* TASK DESCRIPTION
Take the rows from the line containing "Itemize the components" through the line containing "x-tick-label: S32-2020 bbox=[162, 339, 214, 353]" and write them out again, switching "series-line" to "trend-line" wherever it occurs and changing nothing else.

* STORED DATA
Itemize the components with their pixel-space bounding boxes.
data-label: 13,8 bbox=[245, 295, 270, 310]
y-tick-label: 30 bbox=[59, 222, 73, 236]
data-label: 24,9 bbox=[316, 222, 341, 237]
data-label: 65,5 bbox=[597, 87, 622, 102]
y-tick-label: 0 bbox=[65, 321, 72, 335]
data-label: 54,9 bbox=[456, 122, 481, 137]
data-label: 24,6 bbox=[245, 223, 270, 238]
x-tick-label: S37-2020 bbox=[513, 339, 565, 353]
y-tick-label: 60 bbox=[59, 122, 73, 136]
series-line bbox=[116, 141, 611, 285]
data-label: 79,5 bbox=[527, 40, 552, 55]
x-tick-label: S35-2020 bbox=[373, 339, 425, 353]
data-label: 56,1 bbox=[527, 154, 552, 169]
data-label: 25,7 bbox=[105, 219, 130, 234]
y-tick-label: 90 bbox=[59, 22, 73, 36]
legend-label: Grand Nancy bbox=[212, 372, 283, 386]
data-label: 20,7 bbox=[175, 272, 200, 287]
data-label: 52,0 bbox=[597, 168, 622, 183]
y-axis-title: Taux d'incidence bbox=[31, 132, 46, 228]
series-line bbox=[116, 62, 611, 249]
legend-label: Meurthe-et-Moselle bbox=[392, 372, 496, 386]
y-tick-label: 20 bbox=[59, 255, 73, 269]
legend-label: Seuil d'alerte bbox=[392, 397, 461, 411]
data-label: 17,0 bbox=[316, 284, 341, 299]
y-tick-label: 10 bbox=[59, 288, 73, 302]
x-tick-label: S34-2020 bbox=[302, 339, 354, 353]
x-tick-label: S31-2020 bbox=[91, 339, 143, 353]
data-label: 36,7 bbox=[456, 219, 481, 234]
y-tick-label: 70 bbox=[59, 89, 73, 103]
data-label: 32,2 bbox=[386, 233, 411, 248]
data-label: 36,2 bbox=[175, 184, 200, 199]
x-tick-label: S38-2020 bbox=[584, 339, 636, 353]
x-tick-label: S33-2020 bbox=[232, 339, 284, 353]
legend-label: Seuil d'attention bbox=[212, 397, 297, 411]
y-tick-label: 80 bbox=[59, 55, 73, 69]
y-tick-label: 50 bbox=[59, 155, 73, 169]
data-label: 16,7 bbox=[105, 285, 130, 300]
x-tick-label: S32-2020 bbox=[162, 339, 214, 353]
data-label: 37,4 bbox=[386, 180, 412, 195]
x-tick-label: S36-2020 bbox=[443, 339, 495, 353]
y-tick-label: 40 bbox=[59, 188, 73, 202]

...

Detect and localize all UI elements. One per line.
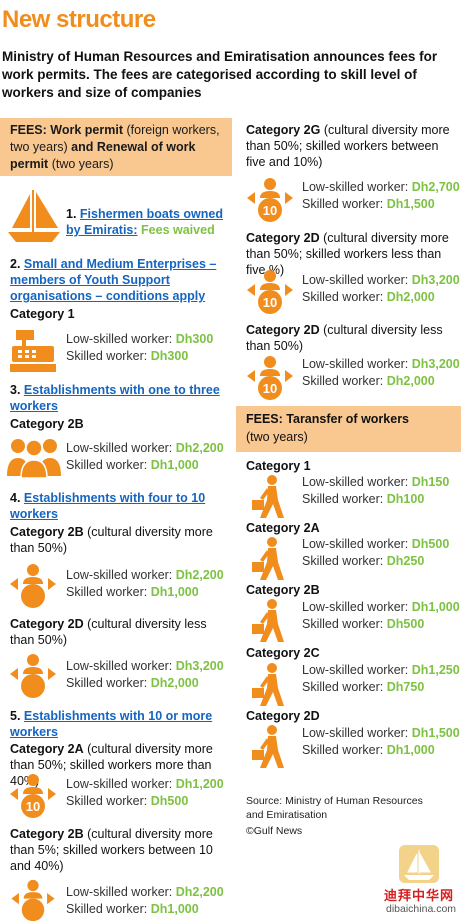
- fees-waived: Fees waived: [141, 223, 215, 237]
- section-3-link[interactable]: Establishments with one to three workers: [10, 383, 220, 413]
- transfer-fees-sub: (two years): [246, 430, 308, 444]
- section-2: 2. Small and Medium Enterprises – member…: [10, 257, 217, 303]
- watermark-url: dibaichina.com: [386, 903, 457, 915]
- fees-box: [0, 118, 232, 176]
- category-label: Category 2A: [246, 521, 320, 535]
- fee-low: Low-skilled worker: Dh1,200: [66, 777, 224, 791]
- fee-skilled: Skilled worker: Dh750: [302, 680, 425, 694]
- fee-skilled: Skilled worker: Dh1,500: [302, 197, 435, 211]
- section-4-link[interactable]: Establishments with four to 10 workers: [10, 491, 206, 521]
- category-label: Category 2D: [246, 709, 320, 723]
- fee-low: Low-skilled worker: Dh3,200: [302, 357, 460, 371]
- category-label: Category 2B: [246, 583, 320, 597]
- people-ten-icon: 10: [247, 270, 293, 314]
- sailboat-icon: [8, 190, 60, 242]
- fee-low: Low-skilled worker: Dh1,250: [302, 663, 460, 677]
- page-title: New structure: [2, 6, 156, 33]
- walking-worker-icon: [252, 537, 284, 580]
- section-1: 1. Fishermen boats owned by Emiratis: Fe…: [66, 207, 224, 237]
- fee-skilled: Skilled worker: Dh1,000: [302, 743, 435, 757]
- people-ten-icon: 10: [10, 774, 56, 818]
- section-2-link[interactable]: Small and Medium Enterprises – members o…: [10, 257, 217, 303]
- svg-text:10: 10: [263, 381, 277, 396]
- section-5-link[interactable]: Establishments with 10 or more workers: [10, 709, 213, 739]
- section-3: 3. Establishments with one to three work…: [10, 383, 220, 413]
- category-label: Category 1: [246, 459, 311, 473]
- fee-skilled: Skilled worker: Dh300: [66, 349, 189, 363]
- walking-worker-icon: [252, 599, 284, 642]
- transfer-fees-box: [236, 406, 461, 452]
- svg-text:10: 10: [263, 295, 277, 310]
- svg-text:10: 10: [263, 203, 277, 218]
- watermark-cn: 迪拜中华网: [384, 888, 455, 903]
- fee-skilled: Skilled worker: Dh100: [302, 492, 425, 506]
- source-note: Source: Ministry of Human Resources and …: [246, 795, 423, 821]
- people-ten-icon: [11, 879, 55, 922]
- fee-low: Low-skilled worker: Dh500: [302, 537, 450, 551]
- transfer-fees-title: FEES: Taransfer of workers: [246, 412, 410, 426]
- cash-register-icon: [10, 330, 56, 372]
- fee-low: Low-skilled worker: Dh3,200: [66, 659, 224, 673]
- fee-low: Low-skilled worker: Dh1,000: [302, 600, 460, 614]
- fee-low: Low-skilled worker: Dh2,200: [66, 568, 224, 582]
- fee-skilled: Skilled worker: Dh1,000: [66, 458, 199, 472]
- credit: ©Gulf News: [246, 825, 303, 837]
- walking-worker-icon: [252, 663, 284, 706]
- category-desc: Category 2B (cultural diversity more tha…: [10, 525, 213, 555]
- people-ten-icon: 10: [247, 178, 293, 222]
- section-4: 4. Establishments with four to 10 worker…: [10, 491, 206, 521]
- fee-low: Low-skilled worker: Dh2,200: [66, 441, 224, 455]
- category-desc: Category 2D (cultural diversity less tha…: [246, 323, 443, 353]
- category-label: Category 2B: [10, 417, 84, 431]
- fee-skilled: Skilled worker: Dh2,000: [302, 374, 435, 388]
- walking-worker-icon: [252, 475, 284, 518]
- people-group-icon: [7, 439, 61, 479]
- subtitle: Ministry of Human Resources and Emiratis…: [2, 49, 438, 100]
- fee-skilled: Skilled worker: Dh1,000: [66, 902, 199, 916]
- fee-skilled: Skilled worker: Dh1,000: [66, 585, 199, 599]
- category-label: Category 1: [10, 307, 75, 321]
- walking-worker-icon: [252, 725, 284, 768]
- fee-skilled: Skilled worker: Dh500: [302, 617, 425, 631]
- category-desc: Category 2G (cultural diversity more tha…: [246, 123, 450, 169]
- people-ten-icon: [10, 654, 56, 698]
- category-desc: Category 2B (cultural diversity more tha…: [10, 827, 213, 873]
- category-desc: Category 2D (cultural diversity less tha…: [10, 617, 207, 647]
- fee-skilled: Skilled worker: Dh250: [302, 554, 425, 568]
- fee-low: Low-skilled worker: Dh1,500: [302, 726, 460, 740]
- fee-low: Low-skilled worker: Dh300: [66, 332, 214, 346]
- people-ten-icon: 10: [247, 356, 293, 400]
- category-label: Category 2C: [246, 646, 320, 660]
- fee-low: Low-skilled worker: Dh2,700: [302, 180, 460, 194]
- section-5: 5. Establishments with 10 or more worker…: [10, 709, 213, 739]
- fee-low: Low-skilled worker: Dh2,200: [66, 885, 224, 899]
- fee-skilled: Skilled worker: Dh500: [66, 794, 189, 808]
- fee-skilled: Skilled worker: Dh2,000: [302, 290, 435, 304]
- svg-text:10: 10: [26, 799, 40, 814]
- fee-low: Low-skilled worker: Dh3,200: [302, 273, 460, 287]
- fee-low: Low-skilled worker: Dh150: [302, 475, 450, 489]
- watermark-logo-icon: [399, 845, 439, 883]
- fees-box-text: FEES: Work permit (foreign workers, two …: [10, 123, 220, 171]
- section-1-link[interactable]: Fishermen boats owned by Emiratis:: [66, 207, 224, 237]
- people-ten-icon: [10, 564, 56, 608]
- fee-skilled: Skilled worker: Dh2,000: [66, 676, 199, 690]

--

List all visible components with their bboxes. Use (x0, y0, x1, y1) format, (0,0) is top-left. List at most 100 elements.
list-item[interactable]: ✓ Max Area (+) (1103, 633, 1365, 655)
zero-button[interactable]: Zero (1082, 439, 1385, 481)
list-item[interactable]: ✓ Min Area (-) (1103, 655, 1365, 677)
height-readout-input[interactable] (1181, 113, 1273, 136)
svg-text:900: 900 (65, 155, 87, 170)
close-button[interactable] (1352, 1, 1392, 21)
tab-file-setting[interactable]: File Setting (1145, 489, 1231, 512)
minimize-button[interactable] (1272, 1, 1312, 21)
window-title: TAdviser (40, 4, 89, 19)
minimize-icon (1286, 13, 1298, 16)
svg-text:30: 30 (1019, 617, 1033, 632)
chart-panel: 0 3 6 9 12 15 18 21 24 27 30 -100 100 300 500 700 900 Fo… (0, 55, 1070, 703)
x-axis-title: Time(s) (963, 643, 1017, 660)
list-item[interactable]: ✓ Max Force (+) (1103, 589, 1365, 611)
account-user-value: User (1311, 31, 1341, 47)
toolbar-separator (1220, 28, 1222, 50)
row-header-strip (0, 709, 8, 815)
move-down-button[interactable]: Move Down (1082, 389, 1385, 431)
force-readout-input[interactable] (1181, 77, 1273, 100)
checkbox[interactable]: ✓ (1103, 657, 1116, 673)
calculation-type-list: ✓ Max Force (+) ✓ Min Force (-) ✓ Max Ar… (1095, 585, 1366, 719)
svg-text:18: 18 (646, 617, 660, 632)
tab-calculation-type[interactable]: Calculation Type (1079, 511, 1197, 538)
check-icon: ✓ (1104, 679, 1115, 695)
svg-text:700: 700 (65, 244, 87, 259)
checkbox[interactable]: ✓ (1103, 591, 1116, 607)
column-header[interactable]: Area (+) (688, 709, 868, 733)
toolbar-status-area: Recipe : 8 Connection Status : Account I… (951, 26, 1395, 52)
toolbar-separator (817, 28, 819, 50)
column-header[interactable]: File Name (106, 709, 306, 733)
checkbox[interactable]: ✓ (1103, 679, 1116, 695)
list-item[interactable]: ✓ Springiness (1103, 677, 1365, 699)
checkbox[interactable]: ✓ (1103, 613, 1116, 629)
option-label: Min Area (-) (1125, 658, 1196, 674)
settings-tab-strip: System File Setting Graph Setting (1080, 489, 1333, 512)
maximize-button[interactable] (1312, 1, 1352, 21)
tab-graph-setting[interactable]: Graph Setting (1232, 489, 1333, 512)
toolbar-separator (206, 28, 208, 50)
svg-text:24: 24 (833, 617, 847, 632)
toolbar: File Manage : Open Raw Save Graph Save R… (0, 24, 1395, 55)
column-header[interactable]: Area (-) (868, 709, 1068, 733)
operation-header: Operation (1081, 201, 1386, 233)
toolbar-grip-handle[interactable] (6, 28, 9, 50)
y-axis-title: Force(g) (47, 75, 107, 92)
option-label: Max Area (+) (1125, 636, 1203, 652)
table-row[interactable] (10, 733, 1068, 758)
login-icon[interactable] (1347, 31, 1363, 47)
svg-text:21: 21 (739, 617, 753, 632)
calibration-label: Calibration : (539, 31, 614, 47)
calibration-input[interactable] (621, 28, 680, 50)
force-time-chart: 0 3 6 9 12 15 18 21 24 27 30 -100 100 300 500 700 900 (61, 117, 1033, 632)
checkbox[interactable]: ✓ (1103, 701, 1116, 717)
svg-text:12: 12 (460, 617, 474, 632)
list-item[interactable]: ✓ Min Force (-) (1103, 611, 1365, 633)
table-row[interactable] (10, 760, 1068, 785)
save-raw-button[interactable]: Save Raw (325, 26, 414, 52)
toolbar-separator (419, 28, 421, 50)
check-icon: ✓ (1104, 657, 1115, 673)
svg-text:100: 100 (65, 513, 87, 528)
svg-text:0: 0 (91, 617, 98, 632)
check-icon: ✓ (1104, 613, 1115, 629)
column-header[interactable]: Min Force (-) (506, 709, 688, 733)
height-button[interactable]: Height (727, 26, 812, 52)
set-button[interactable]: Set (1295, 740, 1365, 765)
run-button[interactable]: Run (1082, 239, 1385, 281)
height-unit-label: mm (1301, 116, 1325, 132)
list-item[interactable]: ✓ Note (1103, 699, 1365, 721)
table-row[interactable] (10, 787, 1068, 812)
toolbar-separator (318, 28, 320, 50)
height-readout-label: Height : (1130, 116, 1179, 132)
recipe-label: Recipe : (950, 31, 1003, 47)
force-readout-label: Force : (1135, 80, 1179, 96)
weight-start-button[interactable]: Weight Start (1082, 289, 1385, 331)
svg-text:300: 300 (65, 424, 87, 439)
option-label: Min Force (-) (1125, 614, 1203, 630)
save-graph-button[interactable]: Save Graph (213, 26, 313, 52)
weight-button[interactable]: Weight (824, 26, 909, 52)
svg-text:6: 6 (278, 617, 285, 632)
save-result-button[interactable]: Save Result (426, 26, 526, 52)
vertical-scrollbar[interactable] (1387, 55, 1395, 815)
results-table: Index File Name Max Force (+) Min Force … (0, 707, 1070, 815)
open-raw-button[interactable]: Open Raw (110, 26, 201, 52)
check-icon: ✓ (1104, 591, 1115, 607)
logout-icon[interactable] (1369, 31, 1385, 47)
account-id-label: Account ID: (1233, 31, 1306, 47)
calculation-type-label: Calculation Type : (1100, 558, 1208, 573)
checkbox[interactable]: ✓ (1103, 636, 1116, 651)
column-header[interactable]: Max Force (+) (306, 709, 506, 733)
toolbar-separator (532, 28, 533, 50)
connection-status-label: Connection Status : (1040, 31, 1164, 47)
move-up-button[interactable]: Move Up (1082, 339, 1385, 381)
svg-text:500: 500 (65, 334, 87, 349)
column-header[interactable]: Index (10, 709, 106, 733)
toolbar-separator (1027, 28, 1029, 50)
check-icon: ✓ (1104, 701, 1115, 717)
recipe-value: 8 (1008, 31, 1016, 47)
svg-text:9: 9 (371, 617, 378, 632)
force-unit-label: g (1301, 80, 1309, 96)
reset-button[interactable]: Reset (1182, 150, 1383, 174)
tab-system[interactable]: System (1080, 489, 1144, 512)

* SOLUTION TO THIS PROBLEM
Itemize the components with their pixel-space bounding boxes.
data-label: 13,8 bbox=[245, 295, 270, 310]
y-tick-label: 30 bbox=[59, 222, 73, 236]
data-label: 24,9 bbox=[316, 222, 341, 237]
data-label: 65,5 bbox=[597, 87, 622, 102]
y-tick-label: 0 bbox=[65, 321, 72, 335]
data-label: 54,9 bbox=[456, 122, 481, 137]
data-label: 24,6 bbox=[245, 223, 270, 238]
x-tick-label: S37-2020 bbox=[513, 339, 565, 353]
y-tick-label: 60 bbox=[59, 122, 73, 136]
trend-line bbox=[116, 141, 611, 285]
data-label: 79,5 bbox=[527, 40, 552, 55]
x-tick-label: S35-2020 bbox=[373, 339, 425, 353]
data-label: 56,1 bbox=[527, 154, 552, 169]
data-label: 25,7 bbox=[105, 219, 130, 234]
y-tick-label: 90 bbox=[59, 22, 73, 36]
legend-label: Grand Nancy bbox=[212, 372, 283, 386]
data-label: 20,7 bbox=[175, 272, 200, 287]
data-label: 52,0 bbox=[597, 168, 622, 183]
y-axis-title: Taux d'incidence bbox=[31, 132, 46, 228]
trend-line bbox=[116, 62, 611, 249]
legend-label: Meurthe-et-Moselle bbox=[392, 372, 496, 386]
y-tick-label: 20 bbox=[59, 255, 73, 269]
legend-label: Seuil d'alerte bbox=[392, 397, 461, 411]
data-label: 17,0 bbox=[316, 284, 341, 299]
y-tick-label: 10 bbox=[59, 288, 73, 302]
x-tick-label: S34-2020 bbox=[302, 339, 354, 353]
x-tick-label: S31-2020 bbox=[91, 339, 143, 353]
data-label: 36,7 bbox=[456, 219, 481, 234]
y-tick-label: 70 bbox=[59, 89, 73, 103]
data-label: 32,2 bbox=[386, 233, 411, 248]
data-label: 36,2 bbox=[175, 184, 200, 199]
x-tick-label: S38-2020 bbox=[584, 339, 636, 353]
x-tick-label: S33-2020 bbox=[232, 339, 284, 353]
legend-label: Seuil d'attention bbox=[212, 397, 297, 411]
y-tick-label: 80 bbox=[59, 55, 73, 69]
y-tick-label: 50 bbox=[59, 155, 73, 169]
data-label: 16,7 bbox=[105, 285, 130, 300]
x-tick-label: S32-2020 bbox=[162, 339, 214, 353]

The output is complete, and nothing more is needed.